--- BEGIN ---

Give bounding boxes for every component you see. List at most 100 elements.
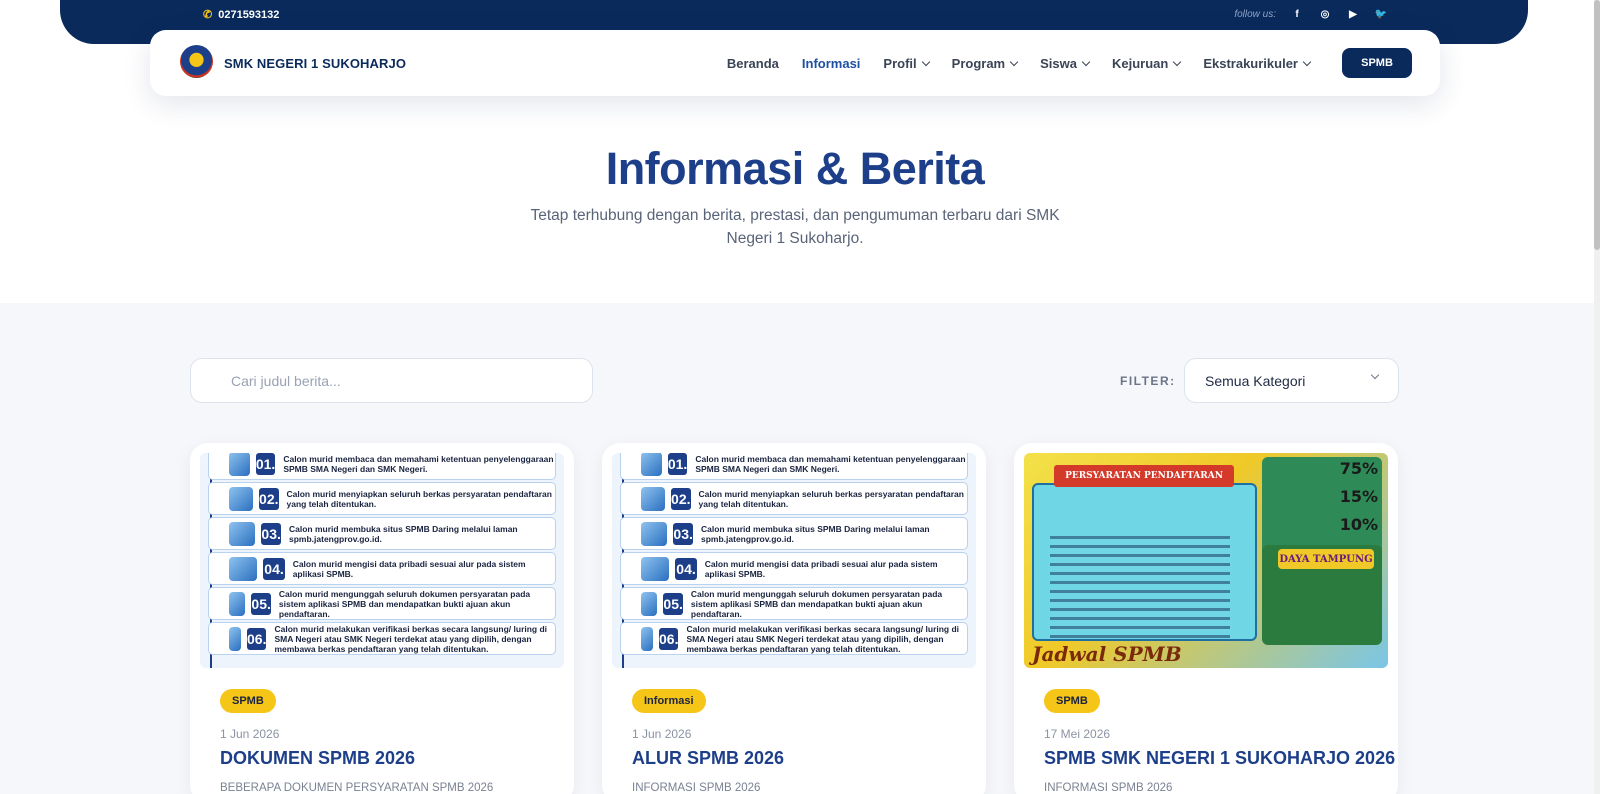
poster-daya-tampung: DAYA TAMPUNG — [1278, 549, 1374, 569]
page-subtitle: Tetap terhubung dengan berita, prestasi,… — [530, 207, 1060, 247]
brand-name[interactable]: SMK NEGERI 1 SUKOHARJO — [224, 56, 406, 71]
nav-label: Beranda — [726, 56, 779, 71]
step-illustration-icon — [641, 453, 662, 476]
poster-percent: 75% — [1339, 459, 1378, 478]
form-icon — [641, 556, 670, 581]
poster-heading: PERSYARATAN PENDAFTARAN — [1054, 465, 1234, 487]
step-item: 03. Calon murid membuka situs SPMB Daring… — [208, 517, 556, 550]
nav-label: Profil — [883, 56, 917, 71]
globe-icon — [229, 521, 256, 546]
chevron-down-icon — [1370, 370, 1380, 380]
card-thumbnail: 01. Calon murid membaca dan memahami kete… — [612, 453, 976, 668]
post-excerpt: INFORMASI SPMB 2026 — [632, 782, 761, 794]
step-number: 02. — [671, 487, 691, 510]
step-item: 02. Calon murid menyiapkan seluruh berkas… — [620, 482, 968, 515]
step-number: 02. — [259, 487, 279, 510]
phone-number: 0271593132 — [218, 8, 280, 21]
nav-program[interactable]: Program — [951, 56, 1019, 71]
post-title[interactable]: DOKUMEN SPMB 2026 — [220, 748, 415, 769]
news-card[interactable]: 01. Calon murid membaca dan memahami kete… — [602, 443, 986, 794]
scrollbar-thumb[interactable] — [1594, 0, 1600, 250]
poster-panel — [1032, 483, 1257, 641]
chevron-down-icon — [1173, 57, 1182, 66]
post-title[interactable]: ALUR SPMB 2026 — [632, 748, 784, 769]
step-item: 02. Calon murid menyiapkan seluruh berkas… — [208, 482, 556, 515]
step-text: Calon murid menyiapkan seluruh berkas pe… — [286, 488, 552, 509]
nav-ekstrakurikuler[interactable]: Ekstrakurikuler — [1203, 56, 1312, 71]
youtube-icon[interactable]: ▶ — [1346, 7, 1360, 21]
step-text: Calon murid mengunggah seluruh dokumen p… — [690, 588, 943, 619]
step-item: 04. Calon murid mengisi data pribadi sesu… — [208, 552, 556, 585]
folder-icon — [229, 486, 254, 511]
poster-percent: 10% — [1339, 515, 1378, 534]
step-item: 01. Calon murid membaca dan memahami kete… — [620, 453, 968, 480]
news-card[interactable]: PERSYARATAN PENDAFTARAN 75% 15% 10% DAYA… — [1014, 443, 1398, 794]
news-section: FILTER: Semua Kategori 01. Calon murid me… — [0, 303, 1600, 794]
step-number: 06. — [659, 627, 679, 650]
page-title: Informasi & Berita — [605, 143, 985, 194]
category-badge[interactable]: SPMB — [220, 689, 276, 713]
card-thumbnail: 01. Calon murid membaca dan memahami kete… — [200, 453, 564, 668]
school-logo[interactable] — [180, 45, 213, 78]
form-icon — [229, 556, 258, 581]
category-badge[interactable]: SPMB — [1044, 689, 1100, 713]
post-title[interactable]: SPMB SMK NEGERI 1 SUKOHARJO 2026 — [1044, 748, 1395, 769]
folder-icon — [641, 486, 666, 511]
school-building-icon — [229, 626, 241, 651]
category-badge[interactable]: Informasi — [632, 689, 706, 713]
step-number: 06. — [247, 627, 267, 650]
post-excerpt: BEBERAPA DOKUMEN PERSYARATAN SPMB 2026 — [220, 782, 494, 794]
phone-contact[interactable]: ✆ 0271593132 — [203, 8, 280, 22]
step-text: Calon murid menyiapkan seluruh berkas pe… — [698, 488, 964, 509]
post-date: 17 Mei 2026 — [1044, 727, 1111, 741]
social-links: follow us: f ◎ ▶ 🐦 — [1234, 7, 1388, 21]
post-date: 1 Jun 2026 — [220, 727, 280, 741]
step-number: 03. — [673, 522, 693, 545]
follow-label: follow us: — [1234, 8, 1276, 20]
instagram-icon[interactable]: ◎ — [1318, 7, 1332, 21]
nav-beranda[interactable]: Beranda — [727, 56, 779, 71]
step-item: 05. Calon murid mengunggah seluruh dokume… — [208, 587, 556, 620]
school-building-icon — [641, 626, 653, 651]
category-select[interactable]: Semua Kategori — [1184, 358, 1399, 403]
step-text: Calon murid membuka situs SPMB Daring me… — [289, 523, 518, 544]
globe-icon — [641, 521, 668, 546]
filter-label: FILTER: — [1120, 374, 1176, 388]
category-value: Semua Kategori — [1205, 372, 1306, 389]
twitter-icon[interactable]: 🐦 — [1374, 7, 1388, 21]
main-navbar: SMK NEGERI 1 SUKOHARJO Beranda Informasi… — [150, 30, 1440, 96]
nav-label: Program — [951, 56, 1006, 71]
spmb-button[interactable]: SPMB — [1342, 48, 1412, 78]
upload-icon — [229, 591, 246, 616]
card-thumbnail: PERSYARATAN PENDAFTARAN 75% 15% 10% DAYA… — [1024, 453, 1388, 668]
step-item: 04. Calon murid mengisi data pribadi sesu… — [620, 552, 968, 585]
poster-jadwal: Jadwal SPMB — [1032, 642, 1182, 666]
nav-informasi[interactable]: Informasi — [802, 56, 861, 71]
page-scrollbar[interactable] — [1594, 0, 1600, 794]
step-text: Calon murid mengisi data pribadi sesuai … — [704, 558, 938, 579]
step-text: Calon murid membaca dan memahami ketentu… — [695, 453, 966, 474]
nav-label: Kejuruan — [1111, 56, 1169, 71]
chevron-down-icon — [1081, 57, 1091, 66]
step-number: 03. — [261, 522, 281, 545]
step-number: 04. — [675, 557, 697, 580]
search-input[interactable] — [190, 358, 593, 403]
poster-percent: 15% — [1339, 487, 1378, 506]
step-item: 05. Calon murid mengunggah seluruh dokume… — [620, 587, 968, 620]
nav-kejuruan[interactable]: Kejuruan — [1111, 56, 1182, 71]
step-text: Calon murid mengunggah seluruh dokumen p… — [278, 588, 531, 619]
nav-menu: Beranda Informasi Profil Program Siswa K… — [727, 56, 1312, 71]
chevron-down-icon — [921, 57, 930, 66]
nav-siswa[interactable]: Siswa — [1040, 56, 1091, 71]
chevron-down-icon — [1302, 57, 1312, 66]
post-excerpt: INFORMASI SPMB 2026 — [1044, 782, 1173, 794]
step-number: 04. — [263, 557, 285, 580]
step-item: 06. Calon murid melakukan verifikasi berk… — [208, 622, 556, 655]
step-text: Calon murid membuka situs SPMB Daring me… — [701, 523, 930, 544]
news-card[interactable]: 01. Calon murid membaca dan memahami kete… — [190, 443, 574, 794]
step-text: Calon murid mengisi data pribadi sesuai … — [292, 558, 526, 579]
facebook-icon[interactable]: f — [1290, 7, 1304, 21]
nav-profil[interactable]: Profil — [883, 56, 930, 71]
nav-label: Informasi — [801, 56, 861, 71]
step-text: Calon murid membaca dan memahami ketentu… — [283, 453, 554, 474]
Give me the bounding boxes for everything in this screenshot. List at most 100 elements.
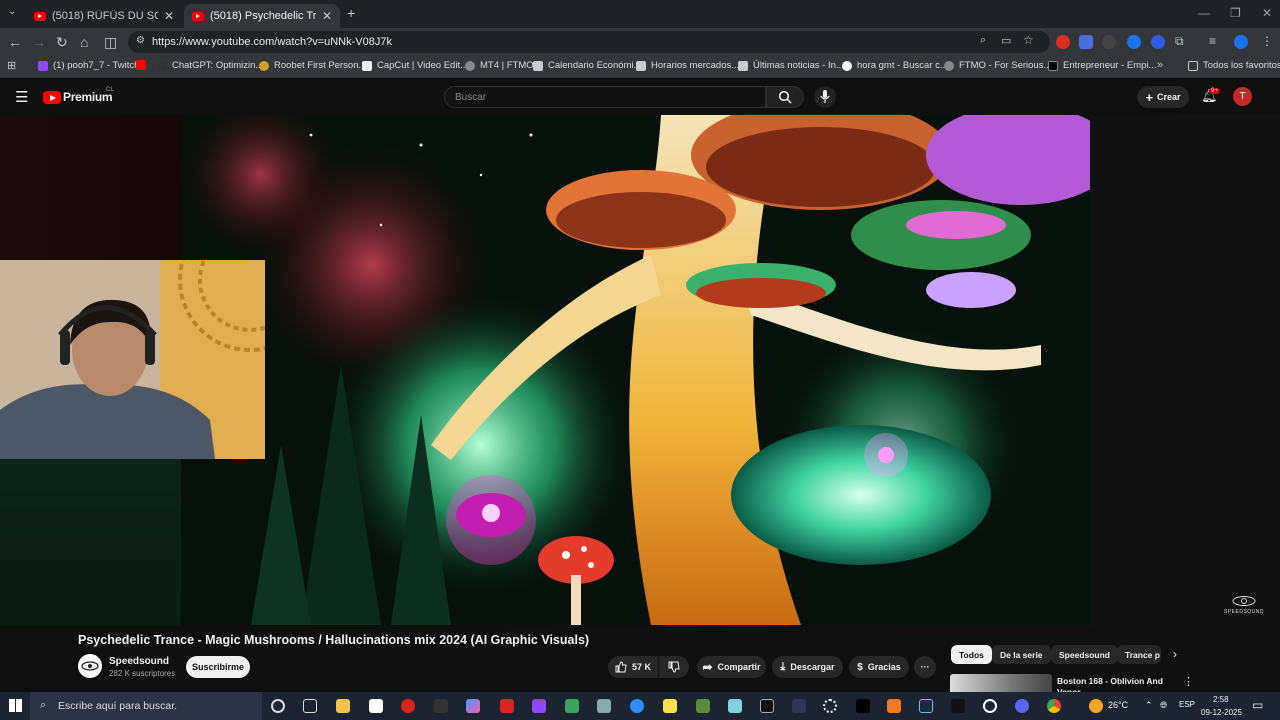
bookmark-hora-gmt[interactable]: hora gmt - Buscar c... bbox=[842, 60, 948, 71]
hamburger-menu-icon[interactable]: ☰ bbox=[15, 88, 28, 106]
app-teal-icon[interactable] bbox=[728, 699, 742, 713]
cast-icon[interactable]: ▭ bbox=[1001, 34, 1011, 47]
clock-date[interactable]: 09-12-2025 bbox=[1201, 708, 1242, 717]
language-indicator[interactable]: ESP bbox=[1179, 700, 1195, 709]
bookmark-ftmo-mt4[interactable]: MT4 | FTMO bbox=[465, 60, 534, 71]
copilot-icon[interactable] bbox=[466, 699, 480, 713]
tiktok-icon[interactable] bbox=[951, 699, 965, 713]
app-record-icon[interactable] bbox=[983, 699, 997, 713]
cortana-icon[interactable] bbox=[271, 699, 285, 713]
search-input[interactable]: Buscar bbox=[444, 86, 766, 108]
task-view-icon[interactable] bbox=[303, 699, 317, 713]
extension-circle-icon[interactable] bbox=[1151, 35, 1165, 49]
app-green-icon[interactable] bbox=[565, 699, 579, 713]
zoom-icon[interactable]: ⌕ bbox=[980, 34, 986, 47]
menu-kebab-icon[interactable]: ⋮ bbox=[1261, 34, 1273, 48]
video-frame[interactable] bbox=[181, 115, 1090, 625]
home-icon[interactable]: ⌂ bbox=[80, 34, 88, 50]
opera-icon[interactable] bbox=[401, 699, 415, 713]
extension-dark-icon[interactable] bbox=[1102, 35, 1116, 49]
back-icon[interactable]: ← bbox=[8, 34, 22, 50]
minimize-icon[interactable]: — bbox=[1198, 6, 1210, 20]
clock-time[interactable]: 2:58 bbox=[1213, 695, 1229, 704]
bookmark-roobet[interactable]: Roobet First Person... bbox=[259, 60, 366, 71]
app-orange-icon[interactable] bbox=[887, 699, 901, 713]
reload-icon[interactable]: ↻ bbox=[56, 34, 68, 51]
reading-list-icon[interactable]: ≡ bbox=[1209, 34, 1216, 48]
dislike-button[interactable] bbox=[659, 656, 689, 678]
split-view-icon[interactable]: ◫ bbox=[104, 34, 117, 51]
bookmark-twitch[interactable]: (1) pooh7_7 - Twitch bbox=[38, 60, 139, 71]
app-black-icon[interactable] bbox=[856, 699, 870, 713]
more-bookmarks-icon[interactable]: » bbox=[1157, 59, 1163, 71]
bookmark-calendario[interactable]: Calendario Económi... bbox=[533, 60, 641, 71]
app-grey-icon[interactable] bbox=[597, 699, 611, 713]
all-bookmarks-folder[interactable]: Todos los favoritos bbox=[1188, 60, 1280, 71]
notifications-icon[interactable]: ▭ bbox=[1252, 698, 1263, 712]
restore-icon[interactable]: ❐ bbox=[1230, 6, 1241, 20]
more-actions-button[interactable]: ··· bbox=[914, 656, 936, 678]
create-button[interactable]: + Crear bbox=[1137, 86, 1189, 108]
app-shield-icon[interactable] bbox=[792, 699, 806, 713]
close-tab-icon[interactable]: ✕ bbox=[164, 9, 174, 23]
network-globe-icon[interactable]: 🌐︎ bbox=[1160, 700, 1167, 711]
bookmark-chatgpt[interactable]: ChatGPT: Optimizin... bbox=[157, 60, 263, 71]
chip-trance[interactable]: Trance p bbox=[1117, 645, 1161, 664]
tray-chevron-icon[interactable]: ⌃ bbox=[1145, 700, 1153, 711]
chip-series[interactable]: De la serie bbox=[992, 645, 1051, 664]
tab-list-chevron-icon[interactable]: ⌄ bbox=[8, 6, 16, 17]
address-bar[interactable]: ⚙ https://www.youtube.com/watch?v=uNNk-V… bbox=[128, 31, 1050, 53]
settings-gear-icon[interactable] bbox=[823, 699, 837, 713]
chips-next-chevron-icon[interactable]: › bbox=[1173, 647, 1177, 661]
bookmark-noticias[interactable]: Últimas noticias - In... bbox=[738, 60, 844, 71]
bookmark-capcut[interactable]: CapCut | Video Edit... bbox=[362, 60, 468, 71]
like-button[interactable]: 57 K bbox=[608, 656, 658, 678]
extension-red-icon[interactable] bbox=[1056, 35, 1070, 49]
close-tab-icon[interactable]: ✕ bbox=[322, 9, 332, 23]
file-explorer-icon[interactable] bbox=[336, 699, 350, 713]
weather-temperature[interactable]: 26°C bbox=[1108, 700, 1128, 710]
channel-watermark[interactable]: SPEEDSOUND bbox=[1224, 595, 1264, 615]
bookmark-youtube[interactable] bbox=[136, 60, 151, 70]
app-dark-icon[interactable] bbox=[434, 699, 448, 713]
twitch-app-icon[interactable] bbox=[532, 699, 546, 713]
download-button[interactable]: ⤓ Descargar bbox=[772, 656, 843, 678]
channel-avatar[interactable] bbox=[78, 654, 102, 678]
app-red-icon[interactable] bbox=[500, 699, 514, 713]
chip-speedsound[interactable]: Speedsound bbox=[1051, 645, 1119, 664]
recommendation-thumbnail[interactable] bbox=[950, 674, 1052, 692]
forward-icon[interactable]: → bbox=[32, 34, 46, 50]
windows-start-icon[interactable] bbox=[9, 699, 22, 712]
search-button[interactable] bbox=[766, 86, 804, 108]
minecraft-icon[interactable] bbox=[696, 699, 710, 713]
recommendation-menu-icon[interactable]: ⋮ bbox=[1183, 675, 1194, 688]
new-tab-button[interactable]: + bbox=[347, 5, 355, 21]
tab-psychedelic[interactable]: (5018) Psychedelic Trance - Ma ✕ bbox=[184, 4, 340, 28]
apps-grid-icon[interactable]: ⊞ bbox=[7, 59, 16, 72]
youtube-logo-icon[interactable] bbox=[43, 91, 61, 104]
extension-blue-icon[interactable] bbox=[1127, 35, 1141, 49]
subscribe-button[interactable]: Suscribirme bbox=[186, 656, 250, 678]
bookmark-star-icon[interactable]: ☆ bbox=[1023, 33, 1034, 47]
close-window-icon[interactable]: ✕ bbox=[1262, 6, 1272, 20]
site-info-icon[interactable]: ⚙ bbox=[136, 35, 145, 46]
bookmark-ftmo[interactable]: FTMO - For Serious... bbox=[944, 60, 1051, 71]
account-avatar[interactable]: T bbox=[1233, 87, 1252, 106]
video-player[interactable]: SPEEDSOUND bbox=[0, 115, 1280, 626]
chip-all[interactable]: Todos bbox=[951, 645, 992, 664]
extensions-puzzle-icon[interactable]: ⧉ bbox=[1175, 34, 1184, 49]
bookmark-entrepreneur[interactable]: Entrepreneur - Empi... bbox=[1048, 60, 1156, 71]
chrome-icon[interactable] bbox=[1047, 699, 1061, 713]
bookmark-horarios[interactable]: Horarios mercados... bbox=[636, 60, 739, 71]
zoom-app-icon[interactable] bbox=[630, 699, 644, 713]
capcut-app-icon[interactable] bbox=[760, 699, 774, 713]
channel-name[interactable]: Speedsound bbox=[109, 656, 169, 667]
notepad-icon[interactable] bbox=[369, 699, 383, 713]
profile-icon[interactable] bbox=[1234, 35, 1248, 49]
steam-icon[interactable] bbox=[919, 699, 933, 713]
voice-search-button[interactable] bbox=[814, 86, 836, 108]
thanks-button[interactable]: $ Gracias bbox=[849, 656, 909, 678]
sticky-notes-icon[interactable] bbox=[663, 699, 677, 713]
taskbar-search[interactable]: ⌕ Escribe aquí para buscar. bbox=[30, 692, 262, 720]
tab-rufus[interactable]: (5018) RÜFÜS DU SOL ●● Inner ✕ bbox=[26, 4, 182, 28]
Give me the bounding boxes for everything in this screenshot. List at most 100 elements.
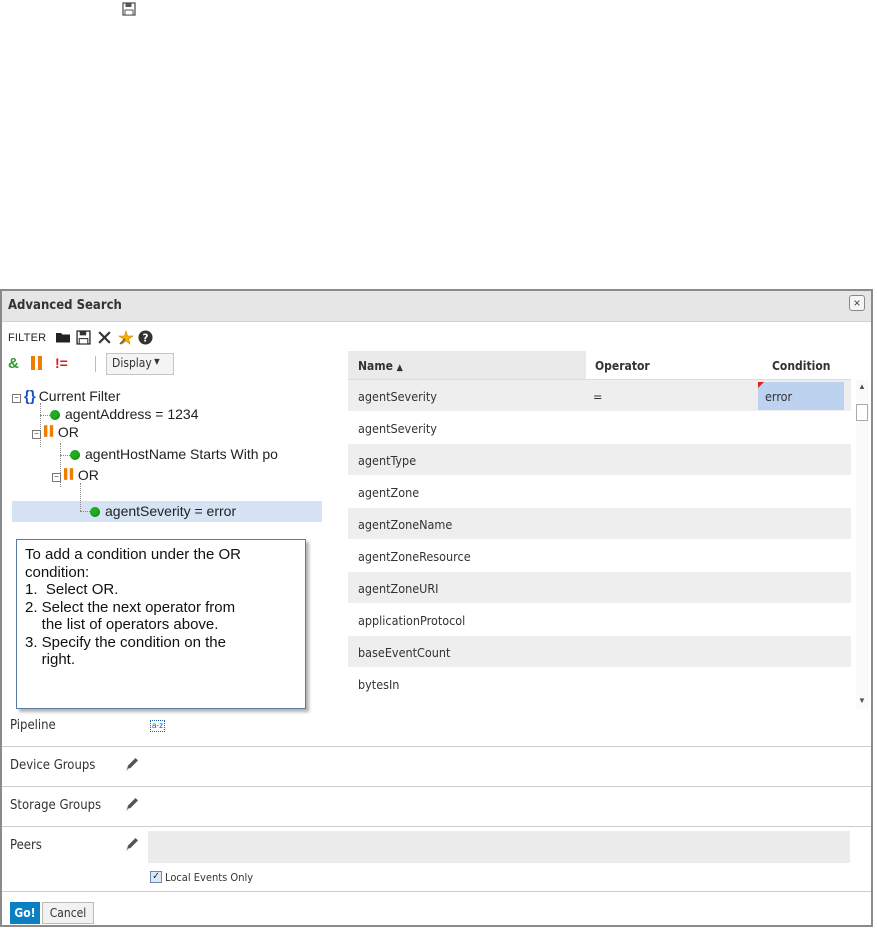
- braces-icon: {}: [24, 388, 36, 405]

--- END ---

- Task description -
Format the material as a Markdown table with the columns Row and Entry, starting at the line that contains "poster-daya-tampung: DAYA TAMPUNG" and ending after the line that contains "post-title[interactable]: DOKUMEN SPMB". Number each line in order and omit blank lines.

- Task result -
| Row | Entry |
|---|---|
| 1 | poster-daya-tampung: DAYA TAMPUNG — [1278, 549, 1374, 569] |
| 2 | page-subtitle: Tetap terhubung dengan berita, prestasi,… — [530, 207, 1060, 247] |
| 3 | brand-name[interactable]: SMK NEGERI 1 SUKOHARJO — [224, 56, 406, 71] |
| 4 | nav-label: Beranda — [726, 56, 779, 71] |
| 5 | step-illustration-icon — [641, 453, 662, 476] |
| 6 | poster-percent: 75% — [1339, 459, 1378, 478] |
| 7 | form-icon — [641, 556, 670, 581] |
| 8 | poster-heading: PERSYARATAN PENDAFTARAN — [1054, 465, 1234, 487] |
| 9 | step-item: 03. Calon murid membuka situs SPMB Daring… — [208, 517, 556, 550] |
| 10 | nav-label: Profil — [883, 56, 917, 71] |
| 11 | globe-icon — [229, 521, 256, 546] |
| 12 | chevron-down-icon — [1370, 370, 1380, 380] |
| 13 | card-thumbnail: 01. Calon murid membaca dan memahami kete… — [612, 453, 976, 668] |
| 14 | post-excerpt: INFORMASI SPMB 2026 — [632, 782, 761, 794] |
| 15 | step-number: 02. — [671, 487, 691, 510] |
| 16 | step-item: 02. Calon murid menyiapkan seluruh berkas… — [620, 482, 968, 515] |
| 17 | step-number: 02. — [259, 487, 279, 510] |
| 18 | phone-number: 0271593132 — [218, 8, 280, 21] |
| 19 | nav-program[interactable]: Program — [951, 56, 1019, 71] |
| 20 | post-title[interactable]: DOKUMEN SPMB 2026 — [220, 748, 415, 769] |